- [EXERCISE INSTRUCTIONS]: Will you quote all of the entries, word for word?

- [MATERIAL FOR THIS EXERCISE]:
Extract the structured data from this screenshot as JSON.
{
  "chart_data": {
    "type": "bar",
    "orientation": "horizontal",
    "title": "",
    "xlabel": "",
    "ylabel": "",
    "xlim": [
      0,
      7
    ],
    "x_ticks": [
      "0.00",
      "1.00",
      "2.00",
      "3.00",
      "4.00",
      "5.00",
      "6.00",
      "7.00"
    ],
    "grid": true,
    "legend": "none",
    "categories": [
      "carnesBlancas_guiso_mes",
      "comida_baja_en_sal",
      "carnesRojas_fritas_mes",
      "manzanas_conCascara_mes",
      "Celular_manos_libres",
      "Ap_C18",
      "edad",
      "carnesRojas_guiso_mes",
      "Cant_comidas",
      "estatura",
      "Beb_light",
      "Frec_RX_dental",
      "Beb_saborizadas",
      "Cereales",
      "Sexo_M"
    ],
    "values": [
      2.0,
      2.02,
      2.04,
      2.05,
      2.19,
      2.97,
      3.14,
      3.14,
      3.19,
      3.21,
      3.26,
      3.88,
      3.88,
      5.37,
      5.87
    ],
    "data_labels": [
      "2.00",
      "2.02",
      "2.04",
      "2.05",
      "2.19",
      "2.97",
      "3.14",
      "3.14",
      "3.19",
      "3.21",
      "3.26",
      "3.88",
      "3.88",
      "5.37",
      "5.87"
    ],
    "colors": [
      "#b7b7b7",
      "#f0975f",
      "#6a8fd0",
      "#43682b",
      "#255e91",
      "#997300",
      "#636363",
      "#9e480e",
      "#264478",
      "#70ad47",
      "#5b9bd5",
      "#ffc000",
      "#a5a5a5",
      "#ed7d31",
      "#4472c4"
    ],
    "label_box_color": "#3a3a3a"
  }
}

- [COMPLETE RESPONSE]:
Extract the structured data from this screenshot as JSON.
{
  "chart_data": {
    "type": "bar",
    "orientation": "horizontal",
    "title": "",
    "xlabel": "",
    "ylabel": "",
    "xlim": [
      0,
      7
    ],
    "x_ticks": [
      "0.00",
      "1.00",
      "2.00",
      "3.00",
      "4.00",
      "5.00",
      "6.00",
      "7.00"
    ],
    "grid": true,
    "legend": "none",
    "categories": [
      "carnesBlancas_guiso_mes",
      "comida_baja_en_sal",
      "carnesRojas_fritas_mes",
      "manzanas_conCascara_mes",
      "Celular_manos_libres",
      "Ap_C18",
      "edad",
      "carnesRojas_guiso_mes",
      "Cant_comidas",
      "estatura",
      "Beb_light",
      "Frec_RX_dental",
      "Beb_saborizadas",
      "Cereales",
      "Sexo_M"
    ],
    "values": [
      2.0,
      2.02,
      2.04,
      2.05,
      2.19,
      2.97,
      3.14,
      3.14,
      3.19,
      3.21,
      3.26,
      3.88,
      3.88,
      5.37,
      5.87
    ],
    "data_labels": [
      "2.00",
      "2.02",
      "2.04",
      "2.05",
      "2.19",
      "2.97",
      "3.14",
      "3.14",
      "3.19",
      "3.21",
      "3.26",
      "3.88",
      "3.88",
      "5.37",
      "5.87"
    ],
    "colors": [
      "#b7b7b7",
      "#f0975f",
      "#6a8fd0",
      "#43682b",
      "#255e91",
      "#997300",
      "#636363",
      "#9e480e",
      "#264478",
      "#70ad47",
      "#5b9bd5",
      "#ffc000",
      "#a5a5a5",
      "#ed7d31",
      "#4472c4"
    ],
    "label_box_color": "#3a3a3a"
  }
}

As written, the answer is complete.